Stored data.
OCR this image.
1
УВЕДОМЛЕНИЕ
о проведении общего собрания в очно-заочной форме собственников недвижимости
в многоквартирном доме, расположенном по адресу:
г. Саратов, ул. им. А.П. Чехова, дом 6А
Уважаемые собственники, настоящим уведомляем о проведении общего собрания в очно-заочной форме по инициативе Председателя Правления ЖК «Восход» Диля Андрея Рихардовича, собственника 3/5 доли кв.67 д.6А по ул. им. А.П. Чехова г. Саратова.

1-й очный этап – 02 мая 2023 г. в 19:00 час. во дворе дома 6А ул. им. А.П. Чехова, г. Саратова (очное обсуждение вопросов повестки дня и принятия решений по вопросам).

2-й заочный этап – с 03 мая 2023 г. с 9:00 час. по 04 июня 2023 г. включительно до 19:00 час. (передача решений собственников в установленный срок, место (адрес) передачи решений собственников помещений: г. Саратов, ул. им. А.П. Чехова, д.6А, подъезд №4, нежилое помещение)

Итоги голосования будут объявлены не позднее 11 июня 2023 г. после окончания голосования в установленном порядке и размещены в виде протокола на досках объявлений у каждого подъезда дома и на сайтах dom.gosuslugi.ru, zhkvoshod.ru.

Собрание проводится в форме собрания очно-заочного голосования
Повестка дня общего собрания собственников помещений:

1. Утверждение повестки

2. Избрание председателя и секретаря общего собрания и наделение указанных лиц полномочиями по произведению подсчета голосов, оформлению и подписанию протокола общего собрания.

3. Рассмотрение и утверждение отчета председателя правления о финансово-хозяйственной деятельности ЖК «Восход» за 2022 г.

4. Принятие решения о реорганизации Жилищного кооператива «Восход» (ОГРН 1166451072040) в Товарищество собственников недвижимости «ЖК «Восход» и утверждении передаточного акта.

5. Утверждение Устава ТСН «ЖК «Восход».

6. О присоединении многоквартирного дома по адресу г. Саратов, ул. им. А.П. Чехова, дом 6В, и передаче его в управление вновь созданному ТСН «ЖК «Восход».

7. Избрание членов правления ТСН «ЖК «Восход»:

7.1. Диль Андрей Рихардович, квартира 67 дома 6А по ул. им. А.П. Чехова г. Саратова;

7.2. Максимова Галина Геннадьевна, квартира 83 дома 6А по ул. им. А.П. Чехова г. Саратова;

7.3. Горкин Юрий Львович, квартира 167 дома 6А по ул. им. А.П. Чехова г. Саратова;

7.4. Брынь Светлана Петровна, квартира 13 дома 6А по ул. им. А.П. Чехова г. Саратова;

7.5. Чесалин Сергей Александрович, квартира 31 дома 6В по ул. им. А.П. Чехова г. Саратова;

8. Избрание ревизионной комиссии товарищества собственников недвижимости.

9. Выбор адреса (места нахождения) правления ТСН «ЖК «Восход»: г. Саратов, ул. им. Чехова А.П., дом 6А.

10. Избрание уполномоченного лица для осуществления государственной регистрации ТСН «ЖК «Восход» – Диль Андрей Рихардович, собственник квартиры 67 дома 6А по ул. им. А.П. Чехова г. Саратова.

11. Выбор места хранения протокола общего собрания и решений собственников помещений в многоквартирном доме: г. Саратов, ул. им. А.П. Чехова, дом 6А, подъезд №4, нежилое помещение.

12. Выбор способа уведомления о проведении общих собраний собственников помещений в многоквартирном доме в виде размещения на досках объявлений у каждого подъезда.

What to work on. Extract each entry in full and write it down exactly.

Solved exercise.
OCR this image.
1
УВЕДОМЛЕНИЕ
о проведении общего собрания в очно-заочной форме собственников недвижимости
в многоквартирном доме, расположенном по адресу:
г. Саратов, ул. им. А.П. Чехова, дом 6А
Уважаемые собственники, настоящим уведомляем о проведении общего собрания в очно-заочной форме по инициативе Председателя Правления ЖК «Восход» Диля Андрея Рихардовича, собственника 3/5 доли кв.67 д.6А по ул. им. А.П. Чехова г. Саратова.

1-й очный этап – 02 мая 2023 г. в 19:00 час. во дворе дома 6А ул. им. А.П. Чехова, г. Саратова (очное обсуждение вопросов повестки дня и принятия решений по вопросам).

2-й заочный этап – с 03 мая 2023 г. с 9:00 час. по 04 июня 2023 г. включительно до 19:00 час. (передача решений собственников в установленный срок, место (адрес) передачи решений собственников помещений: г. Саратов, ул. им. А.П. Чехова, д.6А, подъезд №4, нежилое помещение)

Итоги голосования будут объявлены не позднее 11 июня 2023 г. после окончания голосования в установленном порядке и размещены в виде протокола на досках объявлений у каждого подъезда дома и на сайтах dom.gosuslugi.ru, zhkvoshod.ru.

Собрание проводится в форме собрания очно-заочного голосования
Повестка дня общего собрания собственников помещений:

1. Утверждение повестки

2. Избрание председателя и секретаря общего собрания и наделение указанных лиц полномочиями по произведению подсчета голосов, оформлению и подписанию протокола общего собрания.

3. Рассмотрение и утверждение отчета председателя правления о финансово-хозяйственной деятельности ЖК «Восход» за 2022 г.

4. Принятие решения о реорганизации Жилищного кооператива «Восход» (ОГРН 1166451072040) в Товарищество собственников недвижимости «ЖК «Восход» и утверждении передаточного акта.

5. Утверждение Устава ТСН «ЖК «Восход».

6. О присоединении многоквартирного дома по адресу г. Саратов, ул. им. А.П. Чехова, дом 6В, и передаче его в управление вновь созданному ТСН «ЖК «Восход».

7. Избрание членов правления ТСН «ЖК «Восход»:

7.1. Диль Андрей Рихардович, квартира 67 дома 6А по ул. им. А.П. Чехова г. Саратова;

7.2. Максимова Галина Геннадьевна, квартира 83 дома 6А по ул. им. А.П. Чехова г. Саратова;

7.3. Горкин Юрий Львович, квартира 167 дома 6А по ул. им. А.П. Чехова г. Саратова;

7.4. Брынь Светлана Петровна, квартира 13 дома 6А по ул. им. А.П. Чехова г. Саратова;

7.5. Чесалин Сергей Александрович, квартира 31 дома 6В по ул. им. А.П. Чехова г. Саратова;

8. Избрание ревизионной комиссии товарищества собственников недвижимости.

9. Выбор адреса (места нахождения) правления ТСН «ЖК «Восход»: г. Саратов, ул. им. Чехова А.П., дом 6А.

10. Избрание уполномоченного лица для осуществления государственной регистрации ТСН «ЖК «Восход» – Диль Андрей Рихардович, собственник квартиры 67 дома 6А по ул. им. А.П. Чехова г. Саратова.

11. Выбор места хранения протокола общего собрания и решений собственников помещений в многоквартирном доме: г. Саратов, ул. им. А.П. Чехова, дом 6А, подъезд №4, нежилое помещение.

12. Выбор способа уведомления о проведении общих собраний собственников помещений в многоквартирном доме в виде размещения на досках объявлений у каждого подъезда.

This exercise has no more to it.